Figure data in JSON:
-=-=-

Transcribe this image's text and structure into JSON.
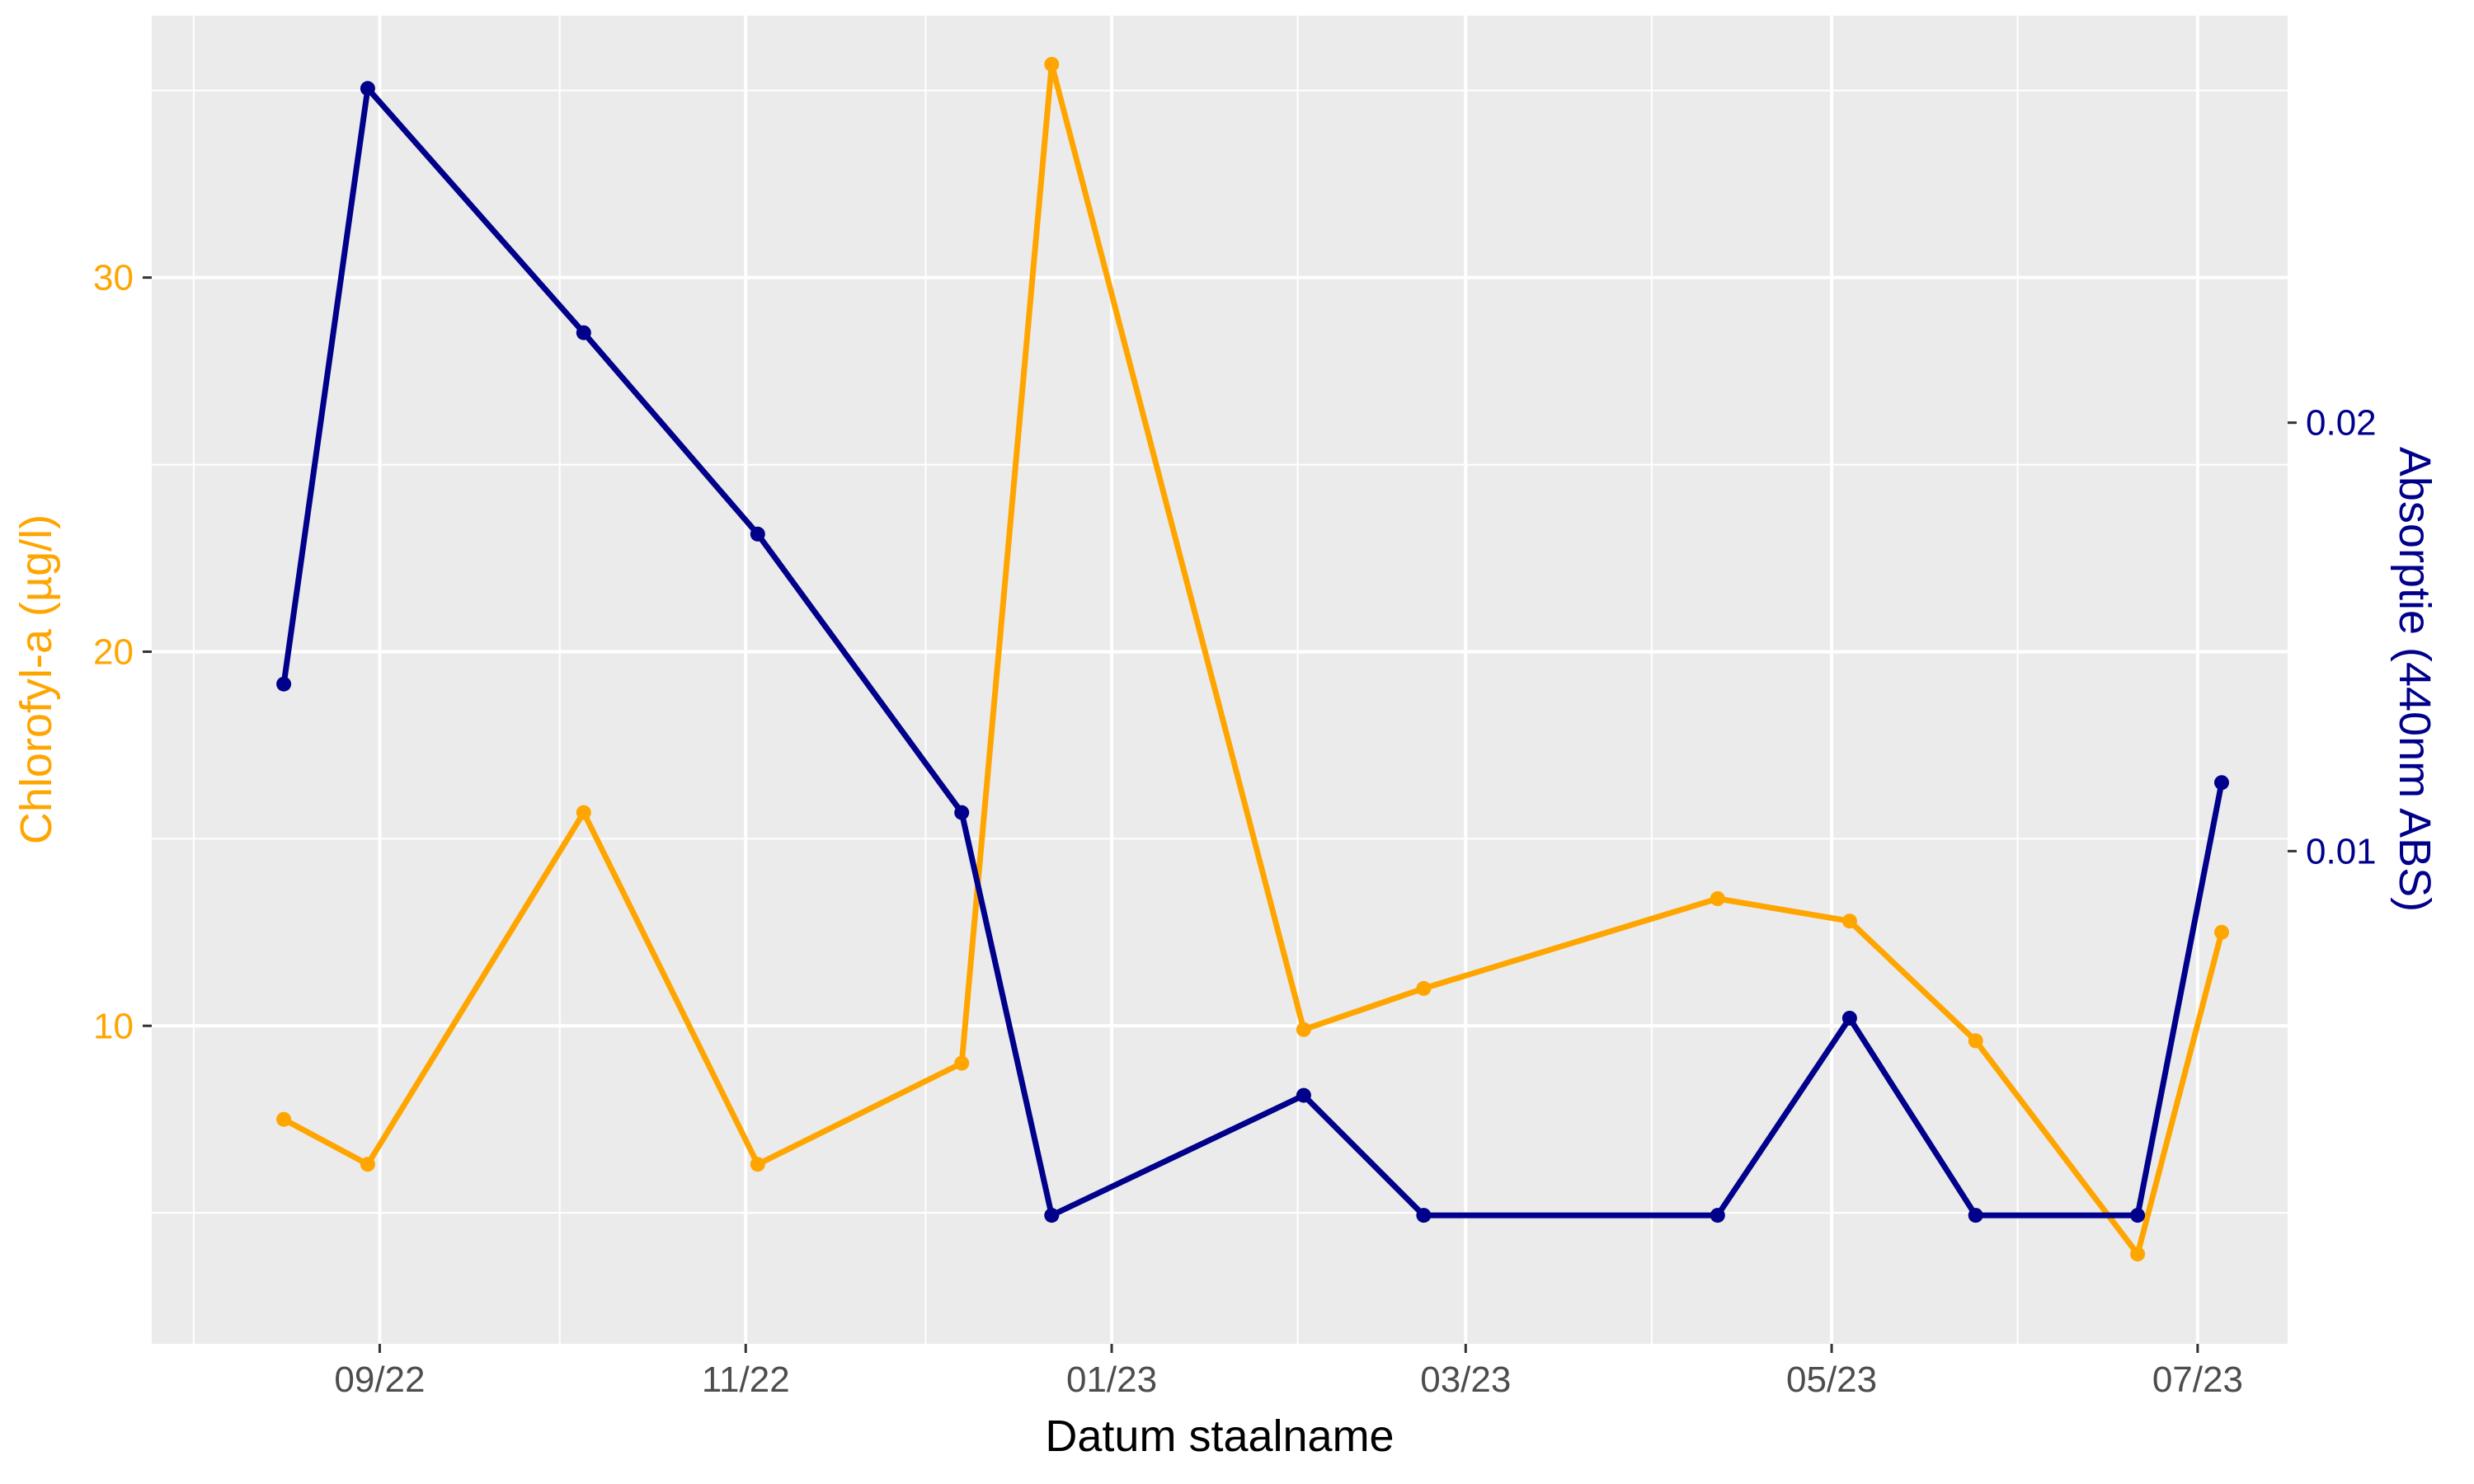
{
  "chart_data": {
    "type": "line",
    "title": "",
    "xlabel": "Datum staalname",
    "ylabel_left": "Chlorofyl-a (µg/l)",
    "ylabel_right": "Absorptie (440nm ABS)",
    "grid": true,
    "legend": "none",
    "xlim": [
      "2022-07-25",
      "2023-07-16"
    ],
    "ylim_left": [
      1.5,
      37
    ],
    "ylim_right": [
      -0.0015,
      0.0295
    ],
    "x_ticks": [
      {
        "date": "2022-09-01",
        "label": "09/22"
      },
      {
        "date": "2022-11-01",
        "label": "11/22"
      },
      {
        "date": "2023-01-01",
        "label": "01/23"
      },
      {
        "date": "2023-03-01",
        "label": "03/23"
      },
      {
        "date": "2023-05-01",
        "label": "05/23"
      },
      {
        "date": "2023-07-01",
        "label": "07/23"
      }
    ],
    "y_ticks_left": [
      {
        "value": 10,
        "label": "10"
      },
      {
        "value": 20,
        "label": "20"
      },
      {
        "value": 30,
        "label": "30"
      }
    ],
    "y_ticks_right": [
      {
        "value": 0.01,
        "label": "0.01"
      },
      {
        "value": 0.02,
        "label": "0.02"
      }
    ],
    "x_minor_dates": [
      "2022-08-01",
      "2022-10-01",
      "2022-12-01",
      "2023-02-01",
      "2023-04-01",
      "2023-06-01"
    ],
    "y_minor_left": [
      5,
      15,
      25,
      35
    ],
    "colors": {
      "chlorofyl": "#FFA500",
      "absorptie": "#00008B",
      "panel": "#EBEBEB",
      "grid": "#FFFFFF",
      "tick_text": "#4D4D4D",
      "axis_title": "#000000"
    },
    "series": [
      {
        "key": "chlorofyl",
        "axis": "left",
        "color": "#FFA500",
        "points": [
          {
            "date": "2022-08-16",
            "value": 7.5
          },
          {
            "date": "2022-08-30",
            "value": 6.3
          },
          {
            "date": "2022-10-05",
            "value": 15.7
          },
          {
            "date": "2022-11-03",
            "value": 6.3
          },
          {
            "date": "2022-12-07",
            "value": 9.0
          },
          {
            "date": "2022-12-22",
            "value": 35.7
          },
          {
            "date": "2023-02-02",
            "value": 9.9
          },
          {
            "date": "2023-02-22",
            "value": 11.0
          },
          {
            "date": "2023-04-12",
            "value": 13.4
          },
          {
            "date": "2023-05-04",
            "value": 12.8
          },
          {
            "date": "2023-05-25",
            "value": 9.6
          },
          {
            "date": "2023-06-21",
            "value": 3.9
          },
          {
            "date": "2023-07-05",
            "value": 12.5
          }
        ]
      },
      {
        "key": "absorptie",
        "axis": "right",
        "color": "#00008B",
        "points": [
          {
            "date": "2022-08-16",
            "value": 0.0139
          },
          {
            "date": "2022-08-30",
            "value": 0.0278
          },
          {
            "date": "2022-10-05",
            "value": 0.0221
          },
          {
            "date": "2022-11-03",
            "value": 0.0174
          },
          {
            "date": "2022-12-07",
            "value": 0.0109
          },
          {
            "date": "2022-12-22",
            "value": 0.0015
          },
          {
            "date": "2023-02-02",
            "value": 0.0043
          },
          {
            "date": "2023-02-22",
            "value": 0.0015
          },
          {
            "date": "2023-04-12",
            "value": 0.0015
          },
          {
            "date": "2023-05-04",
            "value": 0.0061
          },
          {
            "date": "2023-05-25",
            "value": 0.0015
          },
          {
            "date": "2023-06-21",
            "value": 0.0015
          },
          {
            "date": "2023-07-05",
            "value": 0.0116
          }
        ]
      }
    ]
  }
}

-=-=-

Write the listing above out again exactly, dropping each image.

## Exercise answer
Transcribe this image's text and structure into JSON.
{
  "chart_data": {
    "type": "line",
    "title": "",
    "xlabel": "Datum staalname",
    "ylabel_left": "Chlorofyl-a (µg/l)",
    "ylabel_right": "Absorptie (440nm ABS)",
    "grid": true,
    "legend": "none",
    "xlim": [
      "2022-07-25",
      "2023-07-16"
    ],
    "ylim_left": [
      1.5,
      37
    ],
    "ylim_right": [
      -0.0015,
      0.0295
    ],
    "x_ticks": [
      {
        "date": "2022-09-01",
        "label": "09/22"
      },
      {
        "date": "2022-11-01",
        "label": "11/22"
      },
      {
        "date": "2023-01-01",
        "label": "01/23"
      },
      {
        "date": "2023-03-01",
        "label": "03/23"
      },
      {
        "date": "2023-05-01",
        "label": "05/23"
      },
      {
        "date": "2023-07-01",
        "label": "07/23"
      }
    ],
    "y_ticks_left": [
      {
        "value": 10,
        "label": "10"
      },
      {
        "value": 20,
        "label": "20"
      },
      {
        "value": 30,
        "label": "30"
      }
    ],
    "y_ticks_right": [
      {
        "value": 0.01,
        "label": "0.01"
      },
      {
        "value": 0.02,
        "label": "0.02"
      }
    ],
    "x_minor_dates": [
      "2022-08-01",
      "2022-10-01",
      "2022-12-01",
      "2023-02-01",
      "2023-04-01",
      "2023-06-01"
    ],
    "y_minor_left": [
      5,
      15,
      25,
      35
    ],
    "colors": {
      "chlorofyl": "#FFA500",
      "absorptie": "#00008B",
      "panel": "#EBEBEB",
      "grid": "#FFFFFF",
      "tick_text": "#4D4D4D",
      "axis_title": "#000000"
    },
    "series": [
      {
        "key": "chlorofyl",
        "axis": "left",
        "color": "#FFA500",
        "points": [
          {
            "date": "2022-08-16",
            "value": 7.5
          },
          {
            "date": "2022-08-30",
            "value": 6.3
          },
          {
            "date": "2022-10-05",
            "value": 15.7
          },
          {
            "date": "2022-11-03",
            "value": 6.3
          },
          {
            "date": "2022-12-07",
            "value": 9.0
          },
          {
            "date": "2022-12-22",
            "value": 35.7
          },
          {
            "date": "2023-02-02",
            "value": 9.9
          },
          {
            "date": "2023-02-22",
            "value": 11.0
          },
          {
            "date": "2023-04-12",
            "value": 13.4
          },
          {
            "date": "2023-05-04",
            "value": 12.8
          },
          {
            "date": "2023-05-25",
            "value": 9.6
          },
          {
            "date": "2023-06-21",
            "value": 3.9
          },
          {
            "date": "2023-07-05",
            "value": 12.5
          }
        ]
      },
      {
        "key": "absorptie",
        "axis": "right",
        "color": "#00008B",
        "points": [
          {
            "date": "2022-08-16",
            "value": 0.0139
          },
          {
            "date": "2022-08-30",
            "value": 0.0278
          },
          {
            "date": "2022-10-05",
            "value": 0.0221
          },
          {
            "date": "2022-11-03",
            "value": 0.0174
          },
          {
            "date": "2022-12-07",
            "value": 0.0109
          },
          {
            "date": "2022-12-22",
            "value": 0.0015
          },
          {
            "date": "2023-02-02",
            "value": 0.0043
          },
          {
            "date": "2023-02-22",
            "value": 0.0015
          },
          {
            "date": "2023-04-12",
            "value": 0.0015
          },
          {
            "date": "2023-05-04",
            "value": 0.0061
          },
          {
            "date": "2023-05-25",
            "value": 0.0015
          },
          {
            "date": "2023-06-21",
            "value": 0.0015
          },
          {
            "date": "2023-07-05",
            "value": 0.0116
          }
        ]
      }
    ]
  }
}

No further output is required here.